Alla ricerca della Tenda Rossa (un S.55 al Polo Nord)

La scomparsa del dirigibile “Italia” il 25 maggio 1928, durante il volo di ritorno dal Polo Nord, dà il via ad una febbrile attività di ricerca cui partecipano mezzi navali ed aerei di varie nazioni.

In Italia viene posto a dispo­sizione di Umberto Maddalena un SIAI Marchetti S.55 già pronto per la consegna alla Regia Aeronautica. Le modifiche ap­portate alla macchina sono limi­tate dall'urgenza della mis­sione.

La mattina del 10 giugno il velivolo lascia l'idroscalo della Ditta a Sesto Calende.

Il volo di trasferimento alla Baia del Re, circa 7.000 chilometri viene compiuto in otto giorni. Per la prima volta un aereo sorvola il Mare di Barents e la Lapponia,

Sui successivi voli di ricerca lasciamo al racconto di Umberto Maddalena.


 

 

 Stabilimento Costruzioni Aeronautiche N4 “Italia”

★ ★ ★ ★ ★ ★ ★

- [Richiesta A]: Riscrivi le righe dell'elenco comprese tra quella che contiene "data-point [347,424,357,434]" e quella che contiene "data-point [503,481,512,491]", entrambe incluse, sostituendo "series-2" con "serie-2" e lasciando invariato tutto il resto.

[Record da una fonte di dati]
★ ★ ★ ★ ★ ★ ★

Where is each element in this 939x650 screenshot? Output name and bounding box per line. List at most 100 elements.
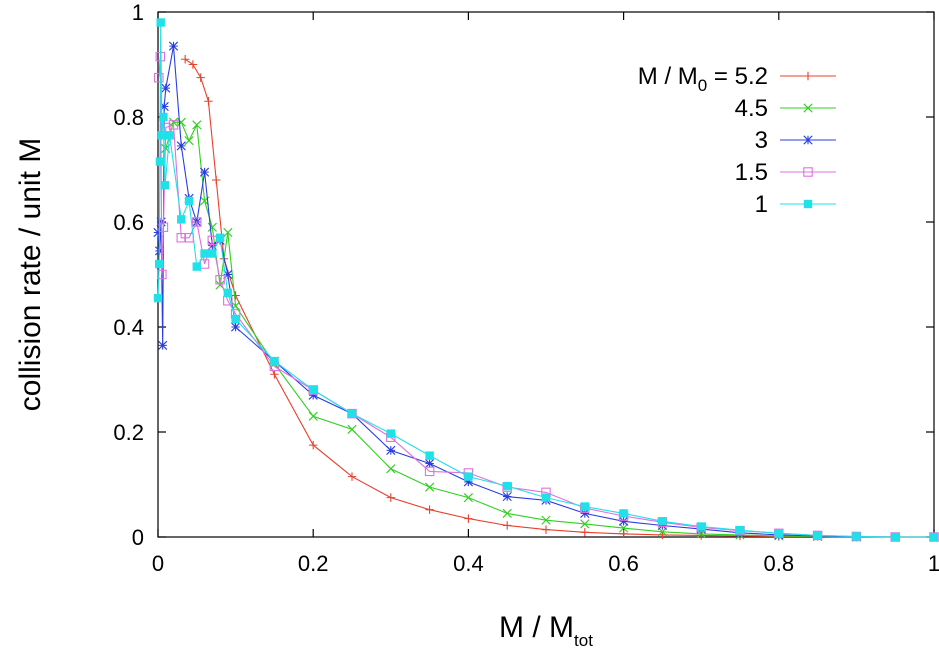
data-point [347,424,357,434]
data-point [204,97,213,106]
data-point [929,532,939,542]
data-point [158,340,168,350]
data-point [176,141,186,151]
data-point [196,73,205,82]
data-point [541,493,551,502]
data-point [165,131,174,140]
data-point [425,482,435,492]
data-point [159,101,169,112]
series-2 [153,41,939,542]
data-point [270,356,279,366]
legend-prefix-suffix: = [707,63,734,90]
y-tick-label: 0.6 [113,210,144,235]
data-point [215,274,225,285]
data-point [212,175,221,185]
data-point [503,481,512,491]
data-point [176,117,186,127]
series-line [184,58,934,538]
x-axis-ticks: 0 0.2 0.4 0.6 0.8 1 [152,12,939,576]
series-1 [161,117,939,542]
data-point [891,532,900,542]
legend-series-name: 4.5 [735,95,768,122]
x-tick-label: 0.6 [608,551,639,576]
data-point [157,269,167,280]
x-axis-title: M / Mtot [499,611,593,650]
data-point [192,262,201,271]
y-tick-label: 0 [132,525,144,550]
legend-swatch-marker [803,103,813,113]
data-point [231,322,241,332]
x-axis-title-main: M / M [499,611,574,644]
data-point [696,529,706,539]
data-point [154,72,164,83]
legend-label: 1 [755,191,768,218]
data-point [463,477,473,487]
data-point [697,522,706,531]
legend-item: 4.5 [735,95,836,122]
y-tick-label: 0.2 [113,420,144,445]
data-point [168,120,179,130]
data-point [463,493,473,503]
data-point [425,505,434,514]
data-point [425,458,435,469]
legend-item: 1 [755,191,836,218]
legend: M / M0 = 5.24.5 3 1.5 1 [638,63,836,218]
data-point [580,519,590,529]
y-tick-label: 0.8 [113,105,144,130]
legend-swatch-marker [803,199,813,209]
data-point [159,112,168,122]
data-point [308,390,318,400]
legend-item: M / M0 = 5.2 [638,63,836,95]
data-point [464,514,473,523]
legend-label: 1.5 [735,159,768,186]
data-point [619,523,629,533]
data-point [308,411,318,421]
data-point [184,136,194,146]
data-point [424,466,435,477]
y-axis-ticks: 0 0.2 0.4 0.6 0.8 1 [113,0,934,550]
data-point [188,60,198,69]
data-point [813,531,822,540]
series-layer [153,18,939,542]
data-point [156,18,165,27]
y-tick-label: 1 [132,0,144,25]
data-point [231,314,240,324]
series-line [165,121,934,538]
data-point [207,241,217,251]
data-point [386,493,395,502]
data-point [168,41,179,51]
legend-series-name: 5.2 [735,63,768,90]
data-point [502,491,512,502]
data-point [347,409,357,418]
series-line [158,56,934,538]
data-point [735,525,745,535]
data-point [386,429,395,438]
data-point [200,249,209,258]
data-point [464,472,473,481]
plot-area: 0 0.2 0.4 0.6 0.8 1 0 0.2 0.4 0.6 0.8 1 [113,0,939,576]
legend-label: M / M0 = 5.2 [638,63,768,95]
data-point [425,451,434,460]
data-point [580,528,589,537]
legend-prefix-main: M / M [638,63,698,90]
data-point [184,196,194,206]
legend-item: 3 [755,127,836,154]
x-tick-label: 0.4 [453,551,484,576]
data-point [580,502,589,511]
x-axis-title-sub: tot [574,631,593,650]
legend-swatch-marker [803,135,813,145]
x-tick-label: 0.8 [764,551,795,576]
data-point [153,227,163,238]
data-point [541,515,551,525]
data-point [386,445,396,455]
x-tick-label: 0.2 [298,551,329,576]
data-point [223,227,233,238]
data-point [207,222,217,232]
data-point [619,509,628,518]
data-point [231,291,240,300]
data-point [160,181,170,190]
legend-item: 1.5 [735,159,836,186]
plot-frame [157,11,935,538]
data-point [852,532,861,541]
data-point [153,293,163,303]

★ ★ ★ ★ ★ ★ ★

- [Richiesta B]:
Rispondi a queste domande sul testo dedicato alla ricerca della Tenda Rossa:
(i) In quale data scompare il dirigibile "Italia"?
(ii) Da dove parte il velivolo la mattina del 10 giugno?
(iii) In quanti giorni viene compiuto il volo di trasferimento alla Baia del Re?

- [Risposta scritta A]:
data-point [347,424,357,434]
data-point [204,97,213,106]
data-point [929,532,939,542]
data-point [158,340,168,350]
data-point [176,141,186,151]
data-point [196,73,205,82]
data-point [541,493,551,502]
data-point [165,131,174,140]
data-point [425,482,435,492]
data-point [159,101,169,112]
serie-2 [153,41,939,542]
data-point [270,356,279,366]
legend-prefix-suffix: = [707,63,734,90]
y-tick-label: 0.6 [113,210,144,235]
data-point [215,274,225,285]
data-point [212,175,221,185]
data-point [503,481,512,491]

- [Risposta scritta B]:
(i) Il 25 maggio 1928.
(ii) Dall'idroscalo della Ditta a Sesto Calende.
(iii) In otto giorni.